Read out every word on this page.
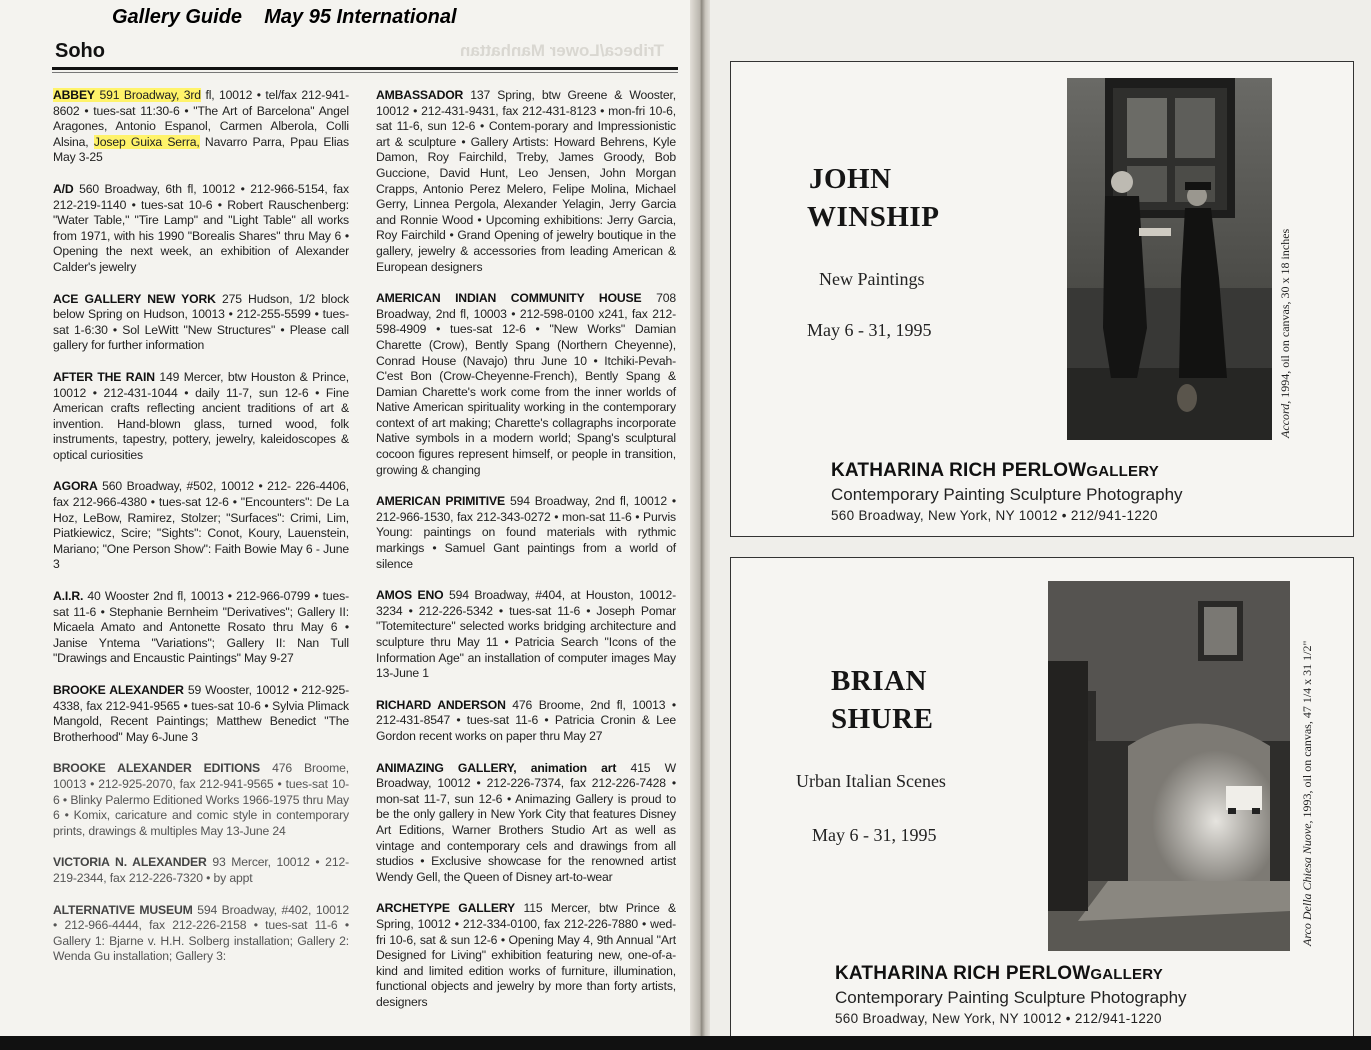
Tribeca/Lower Manhattan
Gallery Guide    May 95 International
Soho

ABBEY 591 Broadway, 3rd fl, 10012 • tel/fax 212-941-8602 • tues-sat 11:30-6 • "The Art of Barcelona" Angel Aragones, Antonio Espanol, Carmen Alberola, Colli Alsina, Josep Guixa Serra, Navarro Parra, Ppau Elias May 3-25

A/D 560 Broadway, 6th fl, 10012 • 212-966-5154, fax 212-219-1140 • tues-sat 10-6 • Robert Rauschenberg: "Water Table," "Tire Lamp" and "Light Table" all works from 1971, with his 1990 "Borealis Shares" thru May 6 • Opening the next week, an exhibition of Alexander Calder's jewelry

ACE GALLERY NEW YORK 275 Hudson, 1/2 block below Spring on Hudson, 10013 • 212-255-5599 • tues-sat 1-6:30 • Sol LeWitt "New Structures" • Please call gallery for further information

AFTER THE RAIN 149 Mercer, btw Houston & Prince, 10012 • 212-431-1044 • daily 11-7, sun 12-6 • Fine American crafts reflecting ancient traditions of art & invention. Hand-blown glass, turned wood, folk instruments, tapestry, pottery, jewelry, kaleidoscopes & optical curiosities

AGORA 560 Broadway, #502, 10012 • 212- 226-4406, fax 212-966-4380 • tues-sat 12-6 • "Encounters": De La Hoz, LeBow, Ramirez, Stolzer; "Surfaces": Crimi, Lim, Piatkiewicz, Scire; "Sights": Conot, Koury, Lauenstein, Mariano; "One Person Show": Faith Bowie May 6 - June 3

A.I.R. 40 Wooster 2nd fl, 10013 • 212-966-0799 • tues-sat 11-6 • Stephanie Bernheim "Derivatives"; Gallery II: Micaela Amato and Antonette Rosato thru May 6 • Janise Yntema "Variations"; Gallery II: Nan Tull "Drawings and Encaustic Paintings" May 9-27

BROOKE ALEXANDER 59 Wooster, 10012 • 212-925-4338, fax 212-941-9565 • tues-sat 10-6 • Sylvia Plimack Mangold, Recent Paintings; Matthew Benedict "The Brotherhood" May 6-June 3

BROOKE ALEXANDER EDITIONS 476 Broome, 10013 • 212-925-2070, fax 212-941-9565 • tues-sat 10-6 • Blinky Palermo Editioned Works 1966-1975 thru May 6 • Komix, caricature and comic style in contemporary prints, drawings & multiples May 13-June 24

VICTORIA N. ALEXANDER 93 Mercer, 10012 • 212-219-2344, fax 212-226-7320 • by appt

ALTERNATIVE MUSEUM 594 Broadway, #402, 10012 • 212-966-4444, fax 212-226-2158 • tues-sat 11-6 • Gallery 1: Bjarne v. H.H. Solberg installation; Gallery 2: Wenda Gu installation; Gallery 3:

AMBASSADOR 137 Spring, btw Greene & Wooster, 10012 • 212-431-9431, fax 212-431-8123 • mon-fri 10-6, sat 11-6, sun 12-6 • Contem-porary and Impressionistic art & sculpture • Gallery Artists: Howard Behrens, Kyle Damon, Roy Fairchild, Treby, James Groody, Bob Guccione, David Hunt, Leo Jensen, John Morgan Crapps, Antonio Perez Melero, Felipe Molina, Michael Gerry, Linnea Pergola, Alexander Yelagin, Jerry Garcia and Ronnie Wood • Upcoming exhibitions: Jerry Garcia, Roy Fairchild • Grand Opening of jewelry boutique in the gallery, jewelry & accessories from leading American & European designers

AMERICAN INDIAN COMMUNITY HOUSE 708 Broadway, 2nd fl, 10003 • 212-598-0100 x241, fax 212-598-4909 • tues-sat 12-6 • "New Works" Damian Charette (Crow), Bently Spang (Northern Cheyenne), Conrad House (Navajo) thru June 10 • Itchiki-Pevah-C'est Bon (Crow-Cheyenne-French), Bently Spang & Damian Charette's work come from the inner worlds of Native American spirituality working in the contemporary context of art making; Charette's collagraphs incorporate Native symbols in a modern world; Spang's sculptural cocoon figures represent himself, or people in transition, growing & changing

AMERICAN PRIMITIVE 594 Broadway, 2nd fl, 10012 • 212-966-1530, fax 212-343-0272 • mon-sat 11-6 • Purvis Young: paintings on found materials with rythmic markings • Samuel Gant paintings from a world of silence

AMOS ENO 594 Broadway, #404, at Houston, 10012-3234 • 212-226-5342 • tues-sat 11-6 • Joseph Pomar "Totemitecture" selected works bridging architecture and sculpture thru May 11 • Patricia Search "Icons of the Information Age" an installation of computer images May 13-June 1

RICHARD ANDERSON 476 Broome, 2nd fl, 10013 • 212-431-8547 • tues-sat 11-6 • Patricia Cronin & Lee Gordon recent works on paper thru May 27

ANIMAZING GALLERY, animation art 415 W Broadway, 10012 • 212-226-7374, fax 212-226-7428 • mon-sat 11-7, sun 12-6 • Animazing Gallery is proud to be the only gallery in New York City that features Disney Art Editions, Warner Brothers Studio Art as well as vintage and contemporary cels and drawings from all studios • Exclusive showcase for the renowned artist Wendy Gell, the Queen of Disney art-to-wear

ARCHETYPE GALLERY 115 Mercer, btw Prince & Spring, 10012 • 212-334-0100, fax 212-226-7880 • wed-fri 10-6, sat & sun 12-6 • Opening May 4, 9th Annual "Art Designed for Living" exhibition featuring new, one-of-a-kind and limited edition works of furniture, illumination, functional objects and jewelry by more than forty artists, designers

JOHN
WINSHIP
New Paintings
May 6 - 31, 1995
Accord, 1994, oil on canvas, 30 x 18 inches
KATHARINA RICH PERLOWGALLERY
Contemporary Painting Sculpture Photography
560 Broadway, New York, NY 10012 • 212/941-1220
BRIAN
SHURE
Urban Italian Scenes
May 6 - 31, 1995	Arco Della Chiesa Nuove, 1993, oil on canvas, 47 1/4 x 31 1/2"
KATHARINA RICH PERLOWGALLERY
Contemporary Painting Sculpture Photography
560 Broadway, New York, NY 10012 • 212/941-1220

---*---

:: WHAT TO PRODUCE ::
Show all lines in the entries above where the word "Spring" appears.

:: FINAL RESULT ::
ACE GALLERY NEW YORK 275 Hudson, 1/2 block below Spring on Hudson, 10013 • 212-255-5599 • tues-sat 1-6:30 • Sol LeWitt "New Structures" • Please call gallery for further information
AMBASSADOR 137 Spring, btw Greene & Wooster, 10012 • 212-431-9431, fax 212-431-8123 • mon-fri 10-6, sat 11-6, sun 12-6 • Contem-porary and Impressionistic art & sculpture • Gallery Artists: Howard Behrens, Kyle Damon, Roy Fairchild, Treby, James Groody, Bob Guccione, David Hunt, Leo Jensen, John Morgan Crapps, Antonio Perez Melero, Felipe Molina, Michael Gerry, Linnea Pergola, Alexander Yelagin, Jerry Garcia and Ronnie Wood • Upcoming exhibitions: Jerry Garcia, Roy Fairchild • Grand Opening of jewelry boutique in the gallery, jewelry & accessories from leading American & European designers
ARCHETYPE GALLERY 115 Mercer, btw Prince & Spring, 10012 • 212-334-0100, fax 212-226-7880 • wed-fri 10-6, sat & sun 12-6 • Opening May 4, 9th Annual "Art Designed for Living" exhibition featuring new, one-of-a-kind and limited edition works of furniture, illumination, functional objects and jewelry by more than forty artists, designers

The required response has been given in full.